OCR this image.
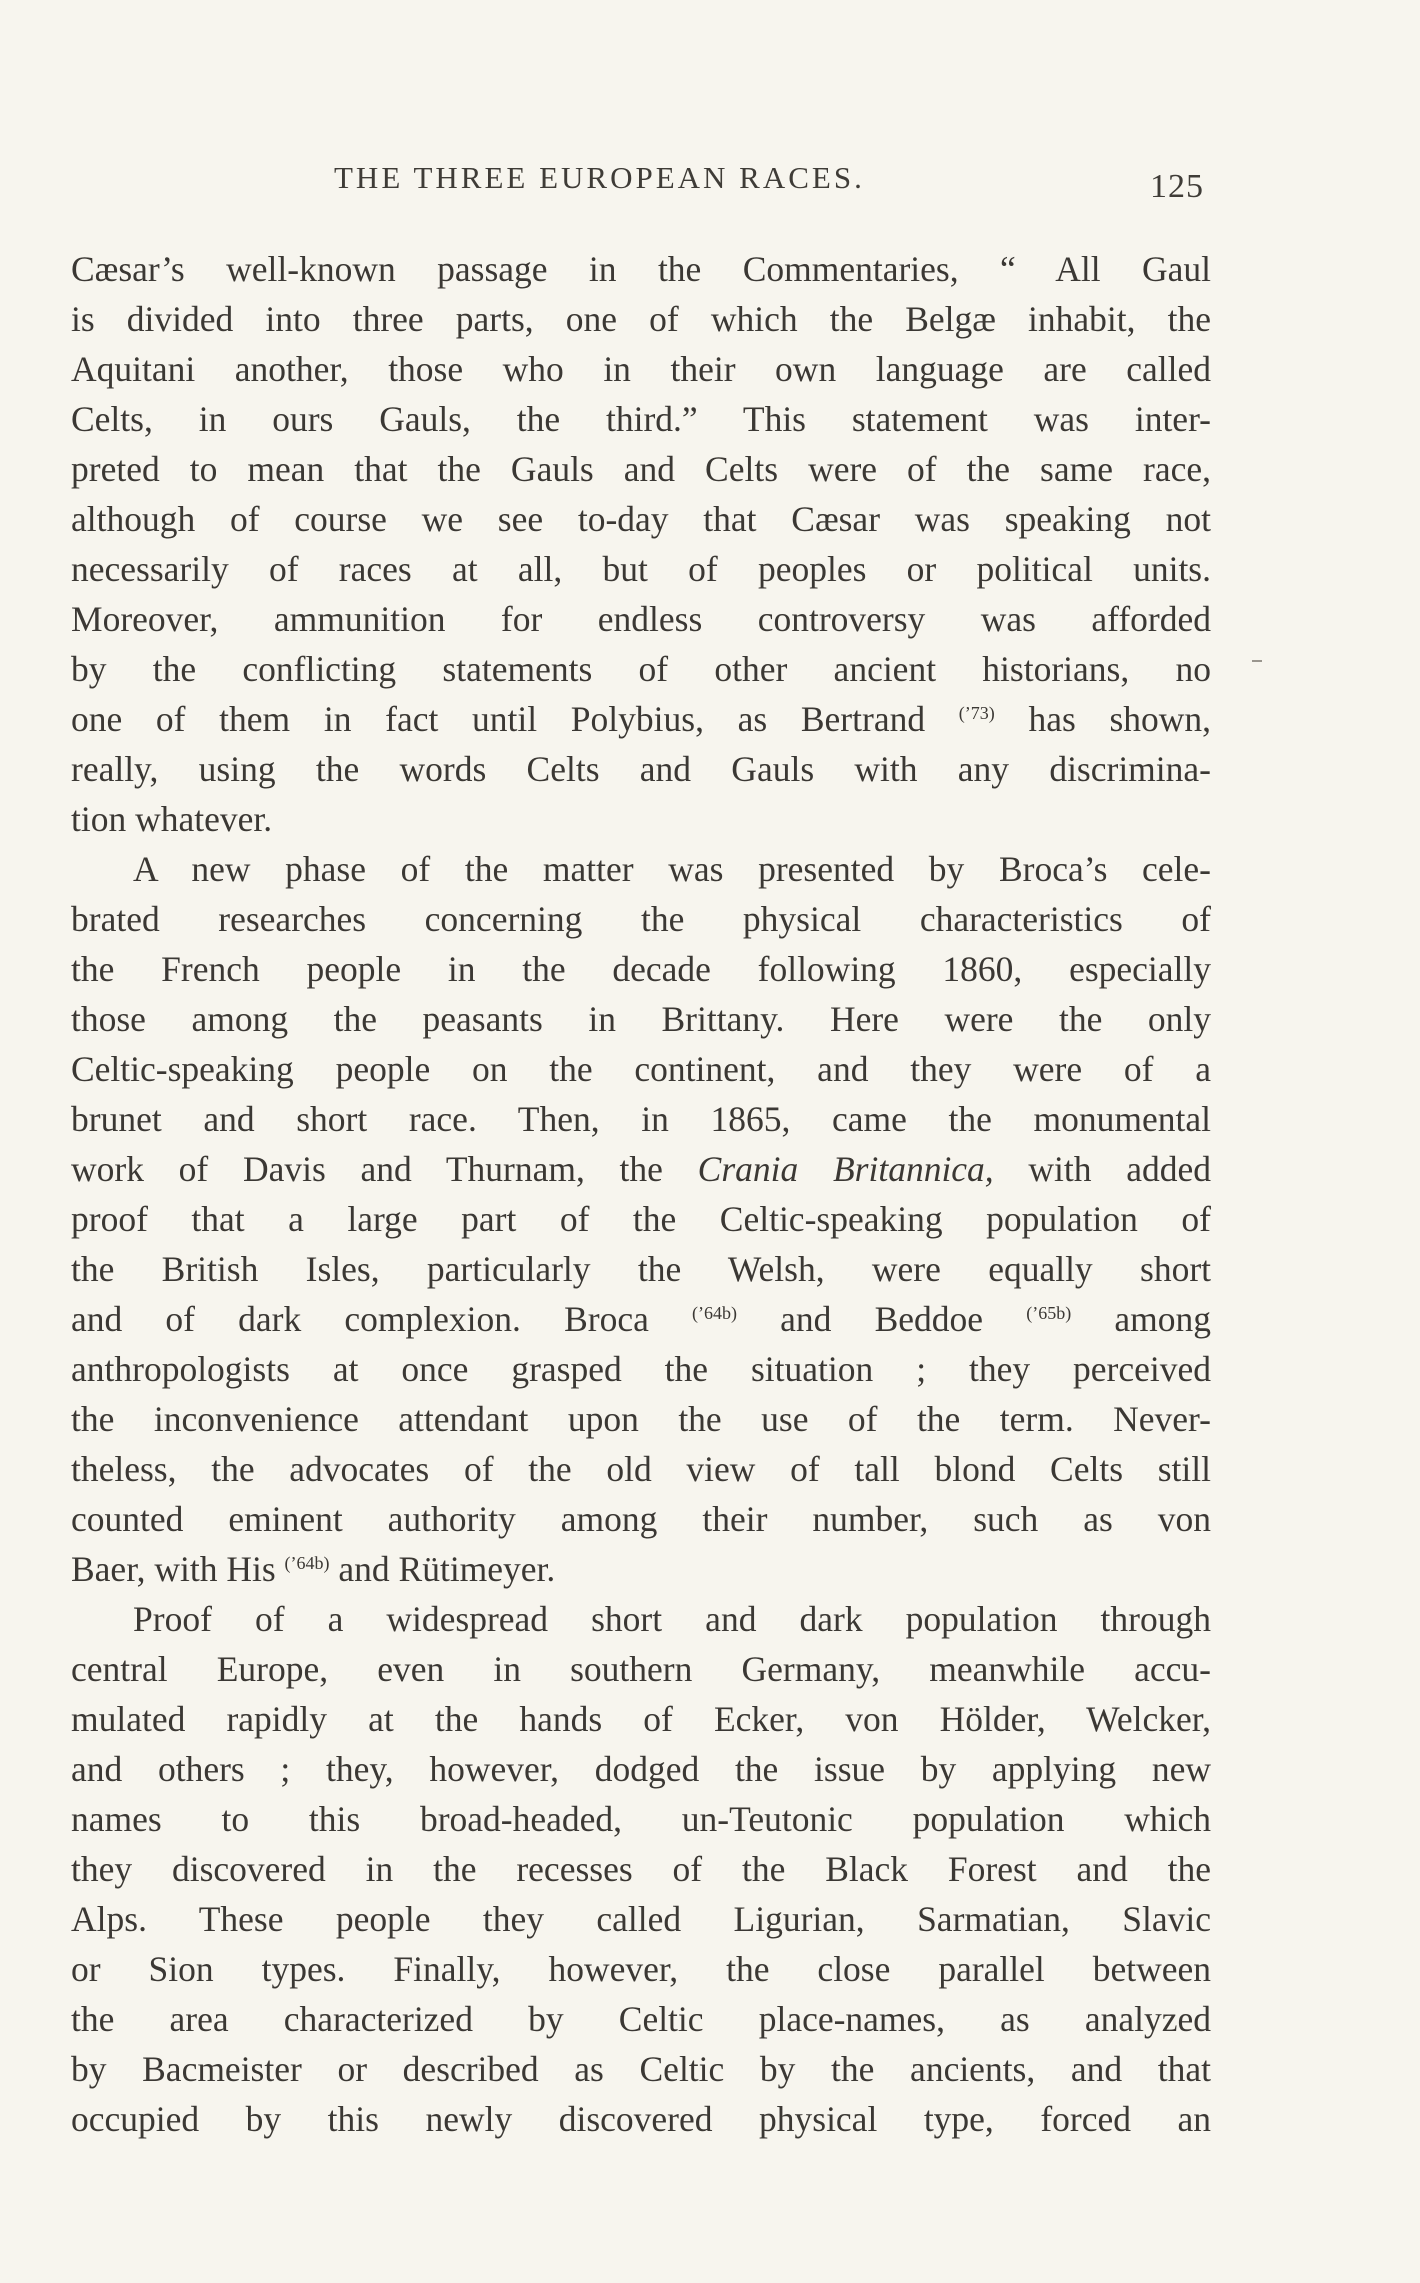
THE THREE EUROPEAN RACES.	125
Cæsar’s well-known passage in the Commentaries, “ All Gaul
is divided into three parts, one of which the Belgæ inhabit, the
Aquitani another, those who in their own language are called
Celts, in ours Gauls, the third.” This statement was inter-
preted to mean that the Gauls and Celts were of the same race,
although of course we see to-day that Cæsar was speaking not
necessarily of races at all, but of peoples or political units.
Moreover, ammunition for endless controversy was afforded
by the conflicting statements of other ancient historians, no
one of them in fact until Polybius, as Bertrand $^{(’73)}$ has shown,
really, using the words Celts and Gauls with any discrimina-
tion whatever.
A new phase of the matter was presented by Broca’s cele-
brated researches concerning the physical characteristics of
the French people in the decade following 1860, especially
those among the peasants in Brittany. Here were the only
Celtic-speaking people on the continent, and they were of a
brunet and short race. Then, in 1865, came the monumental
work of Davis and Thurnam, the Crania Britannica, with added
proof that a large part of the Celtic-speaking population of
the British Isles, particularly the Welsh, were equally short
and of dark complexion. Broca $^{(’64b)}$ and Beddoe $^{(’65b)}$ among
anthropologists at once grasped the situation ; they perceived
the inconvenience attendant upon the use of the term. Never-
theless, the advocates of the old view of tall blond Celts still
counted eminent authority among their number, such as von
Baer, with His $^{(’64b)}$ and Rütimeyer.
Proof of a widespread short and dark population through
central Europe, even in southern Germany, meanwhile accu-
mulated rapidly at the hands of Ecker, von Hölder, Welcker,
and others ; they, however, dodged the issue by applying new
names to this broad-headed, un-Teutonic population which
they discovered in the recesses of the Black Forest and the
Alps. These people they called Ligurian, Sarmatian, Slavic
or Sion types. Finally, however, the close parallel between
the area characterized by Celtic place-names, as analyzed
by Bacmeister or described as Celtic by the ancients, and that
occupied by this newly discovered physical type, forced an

================================

DO THIS: Write out the listing above exactly as it stands, pictures excluded.

ANSWER IN FULL:
OCR this image.
THE THREE EUROPEAN RACES.	125
Cæsar’s well-known passage in the Commentaries, “ All Gaul
is divided into three parts, one of which the Belgæ inhabit, the
Aquitani another, those who in their own language are called
Celts, in ours Gauls, the third.” This statement was inter-
preted to mean that the Gauls and Celts were of the same race,
although of course we see to-day that Cæsar was speaking not
necessarily of races at all, but of peoples or political units.
Moreover, ammunition for endless controversy was afforded
by the conflicting statements of other ancient historians, no
one of them in fact until Polybius, as Bertrand $^{(’73)}$ has shown,
really, using the words Celts and Gauls with any discrimina-
tion whatever.
A new phase of the matter was presented by Broca’s cele-
brated researches concerning the physical characteristics of
the French people in the decade following 1860, especially
those among the peasants in Brittany. Here were the only
Celtic-speaking people on the continent, and they were of a
brunet and short race. Then, in 1865, came the monumental
work of Davis and Thurnam, the Crania Britannica, with added
proof that a large part of the Celtic-speaking population of
the British Isles, particularly the Welsh, were equally short
and of dark complexion. Broca $^{(’64b)}$ and Beddoe $^{(’65b)}$ among
anthropologists at once grasped the situation ; they perceived
the inconvenience attendant upon the use of the term. Never-
theless, the advocates of the old view of tall blond Celts still
counted eminent authority among their number, such as von
Baer, with His $^{(’64b)}$ and Rütimeyer.
Proof of a widespread short and dark population through
central Europe, even in southern Germany, meanwhile accu-
mulated rapidly at the hands of Ecker, von Hölder, Welcker,
and others ; they, however, dodged the issue by applying new
names to this broad-headed, un-Teutonic population which
they discovered in the recesses of the Black Forest and the
Alps. These people they called Ligurian, Sarmatian, Slavic
or Sion types. Finally, however, the close parallel between
the area characterized by Celtic place-names, as analyzed
by Bacmeister or described as Celtic by the ancients, and that
occupied by this newly discovered physical type, forced an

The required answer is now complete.